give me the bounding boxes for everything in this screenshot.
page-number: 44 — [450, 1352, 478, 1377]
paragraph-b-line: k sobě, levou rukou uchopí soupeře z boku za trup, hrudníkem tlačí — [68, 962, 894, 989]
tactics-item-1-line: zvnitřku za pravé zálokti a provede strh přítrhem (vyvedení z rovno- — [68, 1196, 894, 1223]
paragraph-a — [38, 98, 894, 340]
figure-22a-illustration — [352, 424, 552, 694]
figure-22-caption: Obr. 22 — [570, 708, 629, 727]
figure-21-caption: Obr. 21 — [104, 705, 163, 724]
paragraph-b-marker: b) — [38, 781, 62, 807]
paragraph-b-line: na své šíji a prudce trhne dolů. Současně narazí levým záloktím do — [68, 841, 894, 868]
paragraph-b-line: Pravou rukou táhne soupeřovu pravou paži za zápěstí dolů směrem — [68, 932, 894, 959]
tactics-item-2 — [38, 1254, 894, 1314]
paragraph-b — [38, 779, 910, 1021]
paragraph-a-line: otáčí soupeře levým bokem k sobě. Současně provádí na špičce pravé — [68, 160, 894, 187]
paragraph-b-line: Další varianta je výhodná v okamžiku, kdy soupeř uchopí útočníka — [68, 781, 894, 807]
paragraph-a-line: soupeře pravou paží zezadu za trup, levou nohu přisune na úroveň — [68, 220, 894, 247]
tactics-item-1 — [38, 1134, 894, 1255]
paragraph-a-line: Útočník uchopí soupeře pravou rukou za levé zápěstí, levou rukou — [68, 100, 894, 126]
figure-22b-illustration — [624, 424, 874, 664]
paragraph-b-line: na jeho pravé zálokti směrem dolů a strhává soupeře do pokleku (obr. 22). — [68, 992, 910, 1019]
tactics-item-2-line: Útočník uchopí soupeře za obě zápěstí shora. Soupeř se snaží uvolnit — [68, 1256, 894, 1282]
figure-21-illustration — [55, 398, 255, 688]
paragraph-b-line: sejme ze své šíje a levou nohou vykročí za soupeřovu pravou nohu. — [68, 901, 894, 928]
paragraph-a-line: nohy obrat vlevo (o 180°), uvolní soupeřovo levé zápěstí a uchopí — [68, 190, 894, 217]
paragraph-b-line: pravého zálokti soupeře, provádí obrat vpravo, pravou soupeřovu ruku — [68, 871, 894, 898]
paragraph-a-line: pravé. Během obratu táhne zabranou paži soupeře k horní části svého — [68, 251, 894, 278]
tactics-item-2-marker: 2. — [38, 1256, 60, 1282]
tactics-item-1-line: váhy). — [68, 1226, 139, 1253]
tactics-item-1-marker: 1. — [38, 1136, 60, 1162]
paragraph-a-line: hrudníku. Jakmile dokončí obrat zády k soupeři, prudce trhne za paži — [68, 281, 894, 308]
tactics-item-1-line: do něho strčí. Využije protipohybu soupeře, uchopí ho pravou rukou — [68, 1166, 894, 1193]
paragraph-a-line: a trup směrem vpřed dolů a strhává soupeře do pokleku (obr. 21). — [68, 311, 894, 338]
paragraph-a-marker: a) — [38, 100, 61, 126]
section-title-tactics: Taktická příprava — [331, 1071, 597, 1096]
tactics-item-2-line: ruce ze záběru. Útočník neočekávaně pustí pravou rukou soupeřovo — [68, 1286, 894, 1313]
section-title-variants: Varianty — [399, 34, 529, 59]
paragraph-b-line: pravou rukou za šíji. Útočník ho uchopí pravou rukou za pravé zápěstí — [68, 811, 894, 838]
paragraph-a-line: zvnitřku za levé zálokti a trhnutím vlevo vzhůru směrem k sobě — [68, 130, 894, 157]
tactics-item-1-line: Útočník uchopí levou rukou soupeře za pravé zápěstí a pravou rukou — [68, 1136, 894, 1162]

+--

WHAT TO DO -> Reproduce all of the records above line for line, without changing a single character.

RESPONSE BELOW ->
give me the bounding boxes for everything in this screenshot.
page-number: 44 — [450, 1352, 478, 1377]
paragraph-b-line: k sobě, levou rukou uchopí soupeře z boku za trup, hrudníkem tlačí — [68, 962, 894, 989]
tactics-item-1-line: zvnitřku za pravé zálokti a provede strh přítrhem (vyvedení z rovno- — [68, 1196, 894, 1223]
paragraph-a — [38, 98, 894, 340]
figure-22a-illustration — [352, 424, 552, 694]
figure-22-caption: Obr. 22 — [570, 708, 629, 727]
figure-21-caption: Obr. 21 — [104, 705, 163, 724]
paragraph-b-marker: b) — [38, 781, 62, 807]
paragraph-b-line: na své šíji a prudce trhne dolů. Současně narazí levým záloktím do — [68, 841, 894, 868]
paragraph-b-line: Pravou rukou táhne soupeřovu pravou paži za zápěstí dolů směrem — [68, 932, 894, 959]
tactics-item-2 — [38, 1254, 894, 1314]
paragraph-b — [38, 779, 910, 1021]
paragraph-a-line: otáčí soupeře levým bokem k sobě. Současně provádí na špičce pravé — [68, 160, 894, 187]
paragraph-b-line: Další varianta je výhodná v okamžiku, kdy soupeř uchopí útočníka — [68, 781, 894, 807]
paragraph-a-line: soupeře pravou paží zezadu za trup, levou nohu přisune na úroveň — [68, 220, 894, 247]
tactics-item-1 — [38, 1134, 894, 1255]
paragraph-a-line: Útočník uchopí soupeře pravou rukou za levé zápěstí, levou rukou — [68, 100, 894, 126]
figure-22b-illustration — [624, 424, 874, 664]
paragraph-b-line: na jeho pravé zálokti směrem dolů a strhává soupeře do pokleku (obr. 22). — [68, 992, 910, 1019]
tactics-item-2-line: Útočník uchopí soupeře za obě zápěstí shora. Soupeř se snaží uvolnit — [68, 1256, 894, 1282]
figure-21-illustration — [55, 398, 255, 688]
paragraph-b-line: sejme ze své šíje a levou nohou vykročí za soupeřovu pravou nohu. — [68, 901, 894, 928]
paragraph-a-line: nohy obrat vlevo (o 180°), uvolní soupeřovo levé zápěstí a uchopí — [68, 190, 894, 217]
paragraph-b-line: pravého zálokti soupeře, provádí obrat vpravo, pravou soupeřovu ruku — [68, 871, 894, 898]
paragraph-a-line: pravé. Během obratu táhne zabranou paži soupeře k horní části svého — [68, 251, 894, 278]
tactics-item-2-marker: 2. — [38, 1256, 60, 1282]
tactics-item-1-line: váhy). — [68, 1226, 139, 1253]
tactics-item-1-marker: 1. — [38, 1136, 60, 1162]
paragraph-a-line: hrudníku. Jakmile dokončí obrat zády k soupeři, prudce trhne za paži — [68, 281, 894, 308]
tactics-item-1-line: do něho strčí. Využije protipohybu soupeře, uchopí ho pravou rukou — [68, 1166, 894, 1193]
paragraph-a-line: a trup směrem vpřed dolů a strhává soupeře do pokleku (obr. 21). — [68, 311, 894, 338]
paragraph-a-marker: a) — [38, 100, 61, 126]
section-title-tactics: Taktická příprava — [331, 1071, 597, 1096]
tactics-item-2-line: ruce ze záběru. Útočník neočekávaně pustí pravou rukou soupeřovo — [68, 1286, 894, 1313]
section-title-variants: Varianty — [399, 34, 529, 59]
paragraph-b-line: pravou rukou za šíji. Útočník ho uchopí pravou rukou za pravé zápěstí — [68, 811, 894, 838]
paragraph-a-line: zvnitřku za levé zálokti a trhnutím vlevo vzhůru směrem k sobě — [68, 130, 894, 157]
tactics-item-1-line: Útočník uchopí levou rukou soupeře za pravé zápěstí a pravou rukou — [68, 1136, 894, 1162]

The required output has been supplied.